● 正文
□ □ □ □

Description
You are climbing a stair case. It takes n steps to reach to the top.
Each time you can either climb 1 or 2 steps. In how many distinct ways can you climb to the top?
Example
Given an example n=3 , 1+1+1=2+1=1+2=3
return 3
Notes
這題開始沒懂是要幹什麼,看到tag裏的動態規劃(Dynamic Programming)和別人的分析,才明白了題意。表面上看是求加和到n能有幾種方案,換種方式理解,爬梯子爬到第n層有兩種路徑,一種是從n-1層爬1步,一種是從n-2層爬2步,所以dp[n]=dp[n-1]+dp[n-2];而爬到n-1層的方案數是dp[n-1],爬到n-2層的方案數是dp[n-2];這樣就能看出遞歸的趨勢了。

□ □ □ □

● 顯示資料
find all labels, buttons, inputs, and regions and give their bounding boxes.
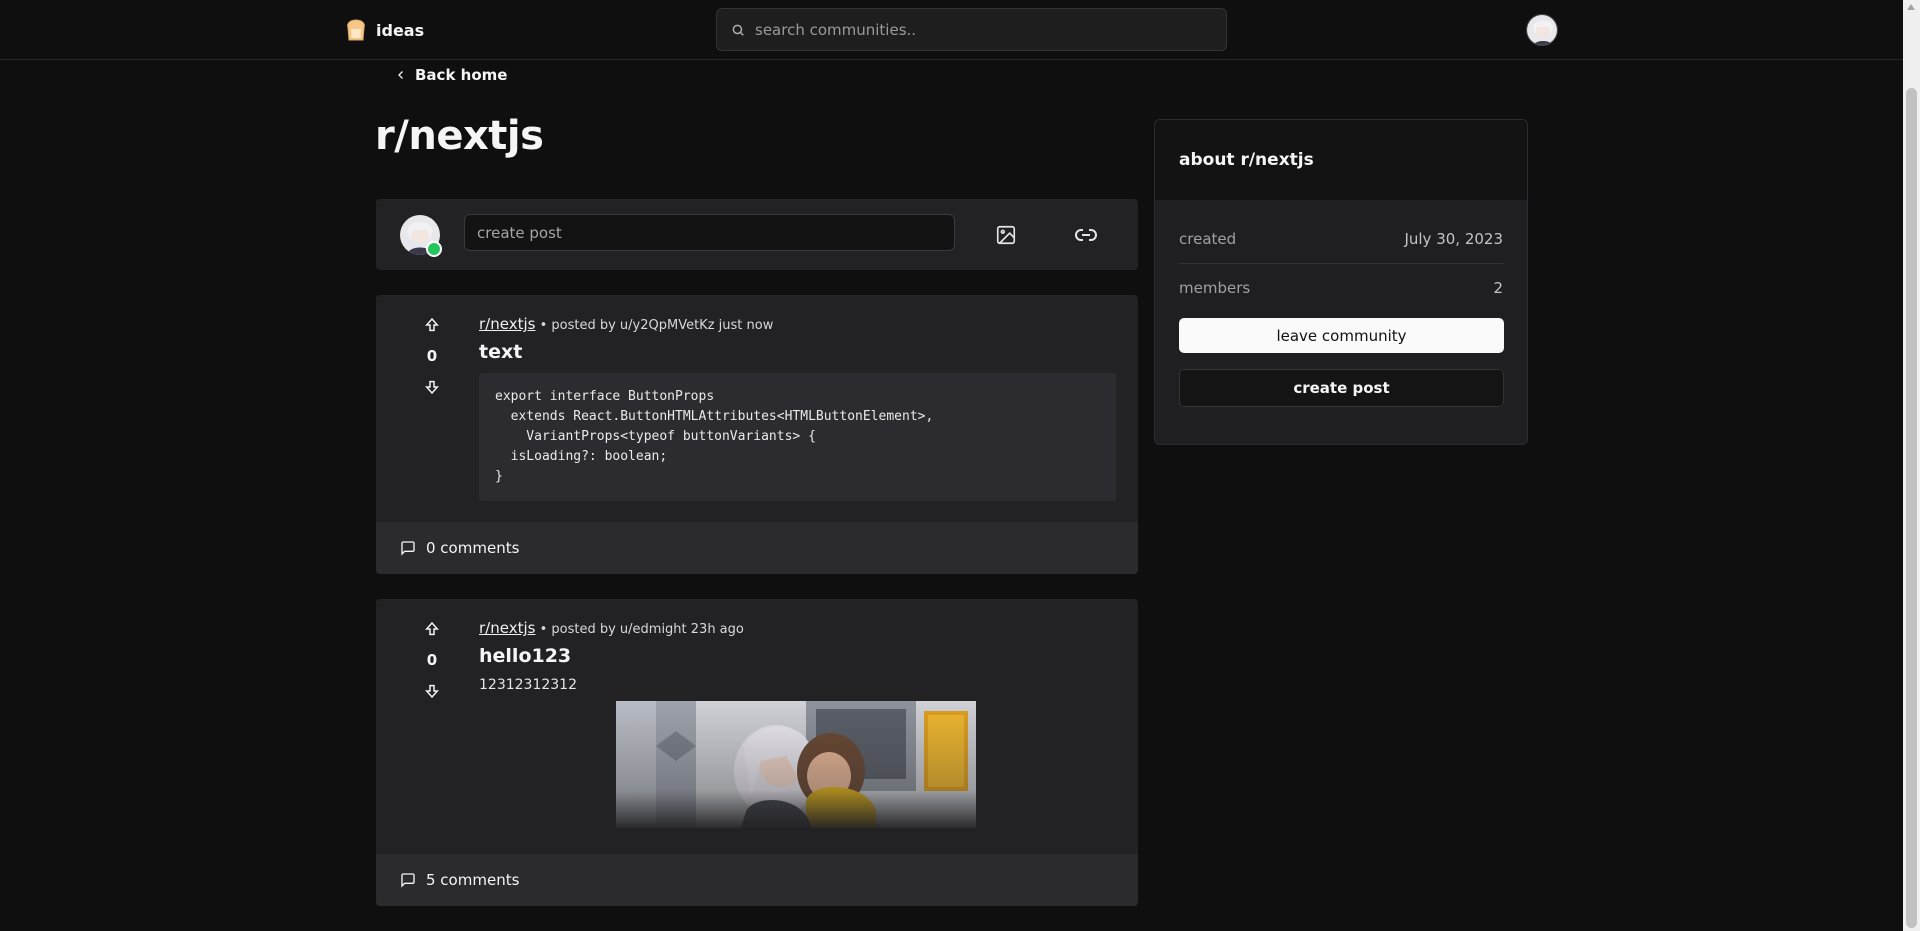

□ □ □ □

● 簡短題目 1
請判斷下列三項說法是否與爬樓梯題解相符：(a) 每次可以爬1步或2步；(b) n=3 時共有4種爬法；(c) 作者一開始就明白題目要做什麼。每項答「是」或「否」，並原文引出作為依據的字句。
● 簡短題目 2
接續爬樓梯題解最後一句之後往下寫。

● 結果 1
(a) 是："Each time you can either climb 1 or 2 steps."
(b) 否："return 3"
(c) 否："這題開始沒懂是要幹什麼"

● 結果 2
。。。所以它居然和斐波那契數列有些像,開始真是沒明白題意
Solution
class Solution {
public:
/**
* @param n: An integer
* @return: An integer
*/
int climbStairs(int n) {
// write your code here
int *dp = new int[n+1];
dp[0] = 1;
dp[1] = 1;
for(int i=2; i<=n; i++){
dp[i] = dp[i-1] + dp[i-2];
}
return dp[n];
}
};
其實原先寫的是
int climbStairs(int n) {
// write your code here
if(n>=2)
return n;
int *dp = new int[n+1];
dp[0] = 1;
dp[1] = 1;
for(int i=2; i<=n; i++){
dp[i] = dp[i-1] + dp[i-2];
}
return dp[n];
}
這樣dp[0]=0了,不通過。。。
(雖然AC了,但仍不理解爲什麼dp[0]=1)